SHORT EXERCISE:
Scan the lines below for "desc"; report the number of lines that contain it, and only that.
:: DATA FOR THE TASK
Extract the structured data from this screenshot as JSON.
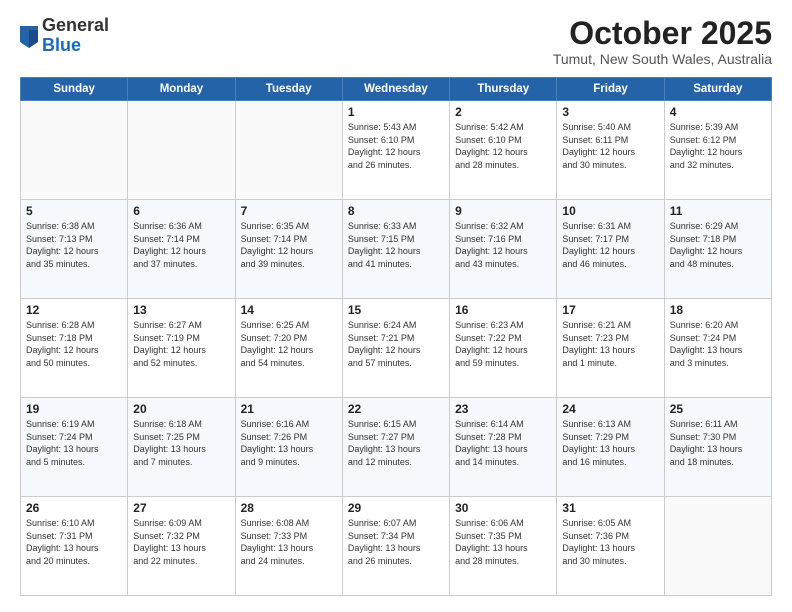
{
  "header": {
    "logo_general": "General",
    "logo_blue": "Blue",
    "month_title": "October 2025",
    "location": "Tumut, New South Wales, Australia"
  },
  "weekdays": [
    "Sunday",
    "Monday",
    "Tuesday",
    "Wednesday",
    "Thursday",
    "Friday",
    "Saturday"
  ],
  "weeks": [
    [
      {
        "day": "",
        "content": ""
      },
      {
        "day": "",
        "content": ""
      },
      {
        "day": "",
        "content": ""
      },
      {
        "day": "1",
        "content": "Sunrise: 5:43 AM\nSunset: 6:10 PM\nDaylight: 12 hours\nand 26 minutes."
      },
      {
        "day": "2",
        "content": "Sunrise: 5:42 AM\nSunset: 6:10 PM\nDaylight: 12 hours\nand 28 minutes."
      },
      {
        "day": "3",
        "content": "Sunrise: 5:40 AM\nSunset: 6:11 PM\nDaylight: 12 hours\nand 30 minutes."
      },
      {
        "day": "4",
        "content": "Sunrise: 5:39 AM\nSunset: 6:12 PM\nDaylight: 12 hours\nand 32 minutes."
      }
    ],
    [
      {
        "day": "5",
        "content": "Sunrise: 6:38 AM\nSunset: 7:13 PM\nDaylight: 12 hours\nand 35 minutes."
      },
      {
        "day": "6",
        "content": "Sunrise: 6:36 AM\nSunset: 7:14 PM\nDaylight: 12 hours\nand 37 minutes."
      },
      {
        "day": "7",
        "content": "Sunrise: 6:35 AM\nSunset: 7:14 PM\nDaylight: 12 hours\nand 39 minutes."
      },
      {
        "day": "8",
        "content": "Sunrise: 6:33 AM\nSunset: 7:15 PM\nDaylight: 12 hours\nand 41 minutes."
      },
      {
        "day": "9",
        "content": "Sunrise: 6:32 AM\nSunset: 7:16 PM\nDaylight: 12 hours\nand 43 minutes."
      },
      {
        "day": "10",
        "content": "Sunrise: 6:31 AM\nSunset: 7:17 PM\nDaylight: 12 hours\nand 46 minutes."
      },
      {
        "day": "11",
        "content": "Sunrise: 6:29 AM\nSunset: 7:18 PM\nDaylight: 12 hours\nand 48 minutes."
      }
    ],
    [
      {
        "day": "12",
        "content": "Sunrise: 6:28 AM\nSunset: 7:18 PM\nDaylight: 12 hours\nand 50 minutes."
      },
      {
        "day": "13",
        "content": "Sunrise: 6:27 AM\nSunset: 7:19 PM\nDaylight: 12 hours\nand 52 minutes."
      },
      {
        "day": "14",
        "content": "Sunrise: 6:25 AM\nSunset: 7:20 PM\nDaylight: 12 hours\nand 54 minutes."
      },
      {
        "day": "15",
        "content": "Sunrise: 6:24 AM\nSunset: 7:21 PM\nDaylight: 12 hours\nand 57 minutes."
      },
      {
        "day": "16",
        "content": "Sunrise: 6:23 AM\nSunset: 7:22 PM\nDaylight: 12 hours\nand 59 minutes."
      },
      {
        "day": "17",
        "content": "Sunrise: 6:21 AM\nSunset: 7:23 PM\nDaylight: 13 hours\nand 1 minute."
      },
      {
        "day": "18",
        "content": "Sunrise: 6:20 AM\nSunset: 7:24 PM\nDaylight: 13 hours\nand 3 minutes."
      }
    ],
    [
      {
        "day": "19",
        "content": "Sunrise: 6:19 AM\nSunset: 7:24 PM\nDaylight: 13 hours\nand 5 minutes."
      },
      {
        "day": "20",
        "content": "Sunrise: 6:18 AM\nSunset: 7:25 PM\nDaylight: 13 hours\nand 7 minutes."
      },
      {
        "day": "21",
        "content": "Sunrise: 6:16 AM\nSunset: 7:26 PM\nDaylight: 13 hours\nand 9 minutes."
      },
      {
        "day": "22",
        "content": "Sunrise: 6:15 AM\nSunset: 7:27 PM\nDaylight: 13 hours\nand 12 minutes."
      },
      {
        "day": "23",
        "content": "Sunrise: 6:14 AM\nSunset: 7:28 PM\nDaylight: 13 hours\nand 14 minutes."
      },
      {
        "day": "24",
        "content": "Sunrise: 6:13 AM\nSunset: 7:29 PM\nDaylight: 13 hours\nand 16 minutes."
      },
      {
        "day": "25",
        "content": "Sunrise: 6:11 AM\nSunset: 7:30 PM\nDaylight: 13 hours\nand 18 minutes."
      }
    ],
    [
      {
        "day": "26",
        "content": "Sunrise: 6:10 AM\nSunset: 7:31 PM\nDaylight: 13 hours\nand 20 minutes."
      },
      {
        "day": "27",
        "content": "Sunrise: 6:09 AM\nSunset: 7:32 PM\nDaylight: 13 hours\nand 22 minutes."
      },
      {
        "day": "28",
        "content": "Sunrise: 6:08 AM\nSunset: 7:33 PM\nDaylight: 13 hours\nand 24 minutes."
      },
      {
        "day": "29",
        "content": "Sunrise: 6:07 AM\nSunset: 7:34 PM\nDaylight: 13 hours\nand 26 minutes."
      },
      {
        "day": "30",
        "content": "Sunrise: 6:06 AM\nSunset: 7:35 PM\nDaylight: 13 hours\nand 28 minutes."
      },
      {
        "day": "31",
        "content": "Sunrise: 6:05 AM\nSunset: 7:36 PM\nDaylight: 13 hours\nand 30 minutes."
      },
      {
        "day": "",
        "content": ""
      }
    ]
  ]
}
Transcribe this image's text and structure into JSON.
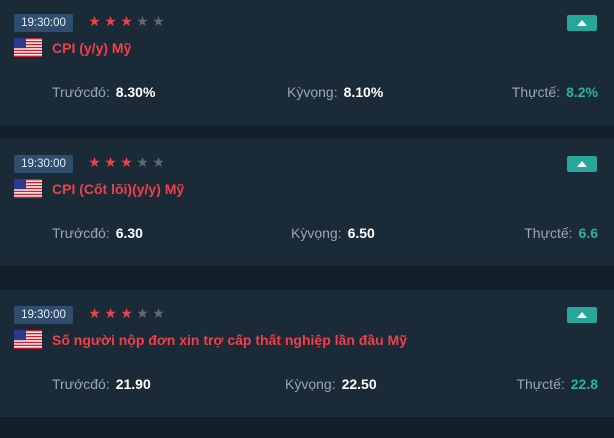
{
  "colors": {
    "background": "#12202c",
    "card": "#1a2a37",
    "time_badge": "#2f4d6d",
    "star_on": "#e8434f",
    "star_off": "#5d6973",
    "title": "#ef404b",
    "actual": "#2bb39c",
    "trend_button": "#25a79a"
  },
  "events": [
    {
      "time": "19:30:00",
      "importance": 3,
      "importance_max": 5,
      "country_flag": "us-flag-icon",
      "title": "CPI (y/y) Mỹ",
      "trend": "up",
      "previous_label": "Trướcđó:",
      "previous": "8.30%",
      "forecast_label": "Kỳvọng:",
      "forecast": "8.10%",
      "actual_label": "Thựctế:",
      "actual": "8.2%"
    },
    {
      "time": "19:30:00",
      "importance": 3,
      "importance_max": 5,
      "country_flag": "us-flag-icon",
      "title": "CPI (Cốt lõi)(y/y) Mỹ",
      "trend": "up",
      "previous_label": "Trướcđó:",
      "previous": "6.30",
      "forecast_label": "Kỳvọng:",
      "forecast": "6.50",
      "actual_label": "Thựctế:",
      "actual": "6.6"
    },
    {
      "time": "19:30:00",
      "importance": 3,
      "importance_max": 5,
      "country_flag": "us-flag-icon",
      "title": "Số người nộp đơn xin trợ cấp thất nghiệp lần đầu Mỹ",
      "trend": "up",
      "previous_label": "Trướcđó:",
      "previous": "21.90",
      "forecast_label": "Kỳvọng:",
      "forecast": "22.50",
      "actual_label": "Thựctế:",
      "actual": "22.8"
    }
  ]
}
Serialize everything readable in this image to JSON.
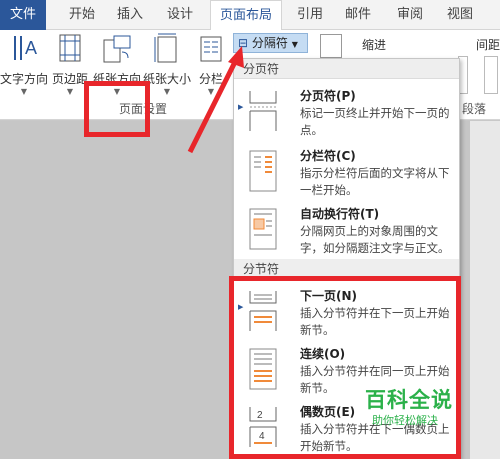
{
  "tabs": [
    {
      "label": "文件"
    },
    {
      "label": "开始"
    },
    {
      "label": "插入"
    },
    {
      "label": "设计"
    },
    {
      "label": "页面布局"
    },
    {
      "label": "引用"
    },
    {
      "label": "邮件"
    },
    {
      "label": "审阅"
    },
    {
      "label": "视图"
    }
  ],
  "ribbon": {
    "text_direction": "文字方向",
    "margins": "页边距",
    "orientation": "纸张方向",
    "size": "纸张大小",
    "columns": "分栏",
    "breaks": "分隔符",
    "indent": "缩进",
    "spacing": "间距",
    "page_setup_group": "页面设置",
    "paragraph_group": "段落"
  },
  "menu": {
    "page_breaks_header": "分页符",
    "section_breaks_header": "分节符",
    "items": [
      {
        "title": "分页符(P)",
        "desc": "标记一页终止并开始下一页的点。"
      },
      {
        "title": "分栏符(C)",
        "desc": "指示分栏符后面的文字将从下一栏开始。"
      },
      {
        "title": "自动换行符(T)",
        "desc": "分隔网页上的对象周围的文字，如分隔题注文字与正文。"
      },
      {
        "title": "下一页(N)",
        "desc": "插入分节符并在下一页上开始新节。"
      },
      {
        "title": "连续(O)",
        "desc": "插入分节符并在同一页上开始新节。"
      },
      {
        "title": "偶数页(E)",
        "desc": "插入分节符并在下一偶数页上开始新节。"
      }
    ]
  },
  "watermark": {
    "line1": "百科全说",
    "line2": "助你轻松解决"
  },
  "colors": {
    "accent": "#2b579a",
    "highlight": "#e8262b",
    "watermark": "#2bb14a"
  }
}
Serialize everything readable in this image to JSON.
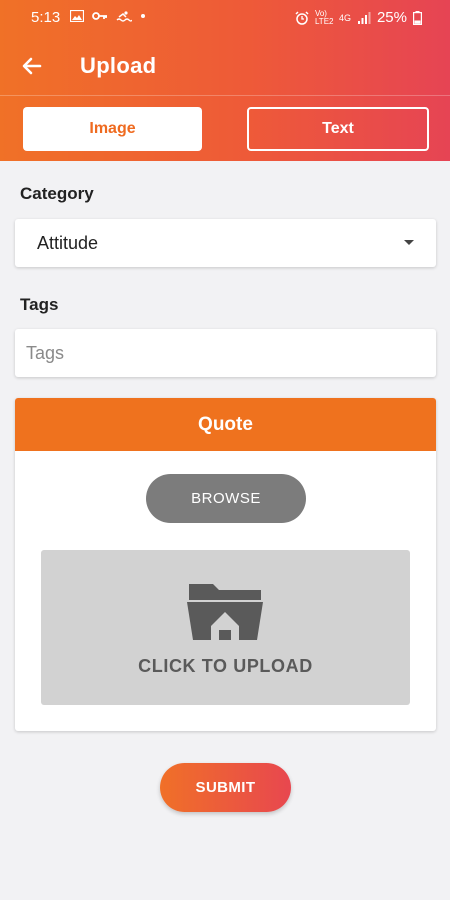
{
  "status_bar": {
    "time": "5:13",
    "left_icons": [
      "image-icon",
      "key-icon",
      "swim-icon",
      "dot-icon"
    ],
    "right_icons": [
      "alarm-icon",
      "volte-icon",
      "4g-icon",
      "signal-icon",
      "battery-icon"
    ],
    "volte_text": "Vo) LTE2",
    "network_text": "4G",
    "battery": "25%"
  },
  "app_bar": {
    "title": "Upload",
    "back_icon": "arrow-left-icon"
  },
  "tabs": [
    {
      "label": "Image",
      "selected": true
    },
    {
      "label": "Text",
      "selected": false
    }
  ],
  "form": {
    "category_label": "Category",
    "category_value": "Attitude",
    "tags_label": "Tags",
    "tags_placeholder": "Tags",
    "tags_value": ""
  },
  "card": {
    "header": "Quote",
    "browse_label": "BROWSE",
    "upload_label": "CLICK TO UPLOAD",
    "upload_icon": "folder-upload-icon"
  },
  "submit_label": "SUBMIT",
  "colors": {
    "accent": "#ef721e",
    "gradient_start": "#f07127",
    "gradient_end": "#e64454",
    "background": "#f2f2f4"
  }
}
::::
ANSWER IN FULL:
6